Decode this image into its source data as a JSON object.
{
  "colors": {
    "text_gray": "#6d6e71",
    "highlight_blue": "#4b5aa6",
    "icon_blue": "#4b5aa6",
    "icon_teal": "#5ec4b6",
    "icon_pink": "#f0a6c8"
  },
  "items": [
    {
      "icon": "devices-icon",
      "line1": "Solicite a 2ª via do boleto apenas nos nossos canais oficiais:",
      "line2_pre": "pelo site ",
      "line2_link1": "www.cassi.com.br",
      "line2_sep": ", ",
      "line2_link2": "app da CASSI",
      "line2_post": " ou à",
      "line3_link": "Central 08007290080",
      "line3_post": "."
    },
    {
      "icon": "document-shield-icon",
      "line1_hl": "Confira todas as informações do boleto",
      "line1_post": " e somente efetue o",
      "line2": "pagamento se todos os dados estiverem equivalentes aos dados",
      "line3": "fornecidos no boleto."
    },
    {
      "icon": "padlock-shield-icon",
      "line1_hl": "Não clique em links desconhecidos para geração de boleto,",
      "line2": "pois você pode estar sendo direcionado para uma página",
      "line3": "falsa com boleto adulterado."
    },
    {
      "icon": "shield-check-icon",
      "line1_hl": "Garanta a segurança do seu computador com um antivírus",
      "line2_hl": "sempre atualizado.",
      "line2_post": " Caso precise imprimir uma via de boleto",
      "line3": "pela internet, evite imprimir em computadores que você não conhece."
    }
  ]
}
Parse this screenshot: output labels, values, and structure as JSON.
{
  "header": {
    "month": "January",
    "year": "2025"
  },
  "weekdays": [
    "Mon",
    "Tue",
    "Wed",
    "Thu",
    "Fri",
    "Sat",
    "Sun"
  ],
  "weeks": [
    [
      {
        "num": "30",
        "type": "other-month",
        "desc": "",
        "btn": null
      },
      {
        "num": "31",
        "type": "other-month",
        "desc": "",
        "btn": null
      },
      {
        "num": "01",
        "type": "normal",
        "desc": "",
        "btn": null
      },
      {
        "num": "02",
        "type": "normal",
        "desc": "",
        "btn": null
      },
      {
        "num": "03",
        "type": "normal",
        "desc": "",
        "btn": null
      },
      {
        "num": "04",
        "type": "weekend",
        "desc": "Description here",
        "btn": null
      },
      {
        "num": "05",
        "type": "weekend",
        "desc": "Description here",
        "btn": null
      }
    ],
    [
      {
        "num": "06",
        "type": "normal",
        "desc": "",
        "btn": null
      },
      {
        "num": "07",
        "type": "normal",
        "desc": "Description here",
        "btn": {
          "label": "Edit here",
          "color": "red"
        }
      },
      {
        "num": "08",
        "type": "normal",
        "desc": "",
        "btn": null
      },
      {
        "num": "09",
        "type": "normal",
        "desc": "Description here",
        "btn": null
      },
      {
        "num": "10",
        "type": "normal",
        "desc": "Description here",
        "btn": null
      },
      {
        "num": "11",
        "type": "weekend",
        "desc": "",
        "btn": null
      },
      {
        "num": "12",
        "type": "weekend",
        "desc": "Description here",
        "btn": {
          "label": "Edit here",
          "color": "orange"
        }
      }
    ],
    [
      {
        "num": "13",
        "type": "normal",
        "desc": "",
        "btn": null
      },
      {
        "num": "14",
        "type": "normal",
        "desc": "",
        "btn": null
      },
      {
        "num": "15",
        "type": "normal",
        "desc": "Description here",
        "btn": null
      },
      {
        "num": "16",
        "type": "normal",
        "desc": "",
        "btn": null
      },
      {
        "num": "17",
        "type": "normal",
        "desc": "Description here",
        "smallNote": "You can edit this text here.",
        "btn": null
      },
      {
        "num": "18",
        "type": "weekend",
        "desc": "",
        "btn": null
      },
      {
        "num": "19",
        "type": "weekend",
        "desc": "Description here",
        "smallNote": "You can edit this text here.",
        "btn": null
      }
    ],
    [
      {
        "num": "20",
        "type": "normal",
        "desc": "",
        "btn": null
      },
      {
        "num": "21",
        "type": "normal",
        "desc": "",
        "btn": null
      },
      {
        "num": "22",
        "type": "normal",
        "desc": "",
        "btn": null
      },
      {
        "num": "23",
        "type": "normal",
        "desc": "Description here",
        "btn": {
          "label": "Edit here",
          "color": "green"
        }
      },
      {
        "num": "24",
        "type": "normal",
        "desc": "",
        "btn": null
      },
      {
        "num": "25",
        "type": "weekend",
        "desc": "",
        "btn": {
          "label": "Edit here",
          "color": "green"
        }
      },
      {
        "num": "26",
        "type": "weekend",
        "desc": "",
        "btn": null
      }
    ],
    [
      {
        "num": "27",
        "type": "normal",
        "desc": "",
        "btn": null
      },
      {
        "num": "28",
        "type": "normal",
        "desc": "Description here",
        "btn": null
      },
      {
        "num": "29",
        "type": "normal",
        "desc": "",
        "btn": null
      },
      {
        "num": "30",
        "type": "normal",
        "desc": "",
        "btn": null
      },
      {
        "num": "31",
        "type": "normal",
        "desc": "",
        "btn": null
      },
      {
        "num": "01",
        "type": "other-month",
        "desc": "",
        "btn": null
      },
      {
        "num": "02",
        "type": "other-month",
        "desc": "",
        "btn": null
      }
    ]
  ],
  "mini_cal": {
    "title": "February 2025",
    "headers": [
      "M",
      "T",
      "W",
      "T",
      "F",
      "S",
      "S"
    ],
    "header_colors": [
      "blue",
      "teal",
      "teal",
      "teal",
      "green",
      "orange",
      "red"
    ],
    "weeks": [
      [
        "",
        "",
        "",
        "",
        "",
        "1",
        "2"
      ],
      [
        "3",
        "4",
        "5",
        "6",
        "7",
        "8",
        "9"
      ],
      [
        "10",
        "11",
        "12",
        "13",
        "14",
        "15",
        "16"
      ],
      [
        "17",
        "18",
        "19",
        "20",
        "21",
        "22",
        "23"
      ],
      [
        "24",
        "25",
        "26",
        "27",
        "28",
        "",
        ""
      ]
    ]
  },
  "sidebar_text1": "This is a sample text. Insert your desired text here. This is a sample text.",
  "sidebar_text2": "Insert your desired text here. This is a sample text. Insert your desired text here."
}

--*--

**TASK TO CARRY OUT**
In the records, locate each line holding the string "desired" and copy it.

**CORRECT ANSWER**
  "sidebar_text1": "This is a sample text. Insert your desired text here. This is a sample text.",
  "sidebar_text2": "Insert your desired text here. This is a sample text. Insert your desired text here."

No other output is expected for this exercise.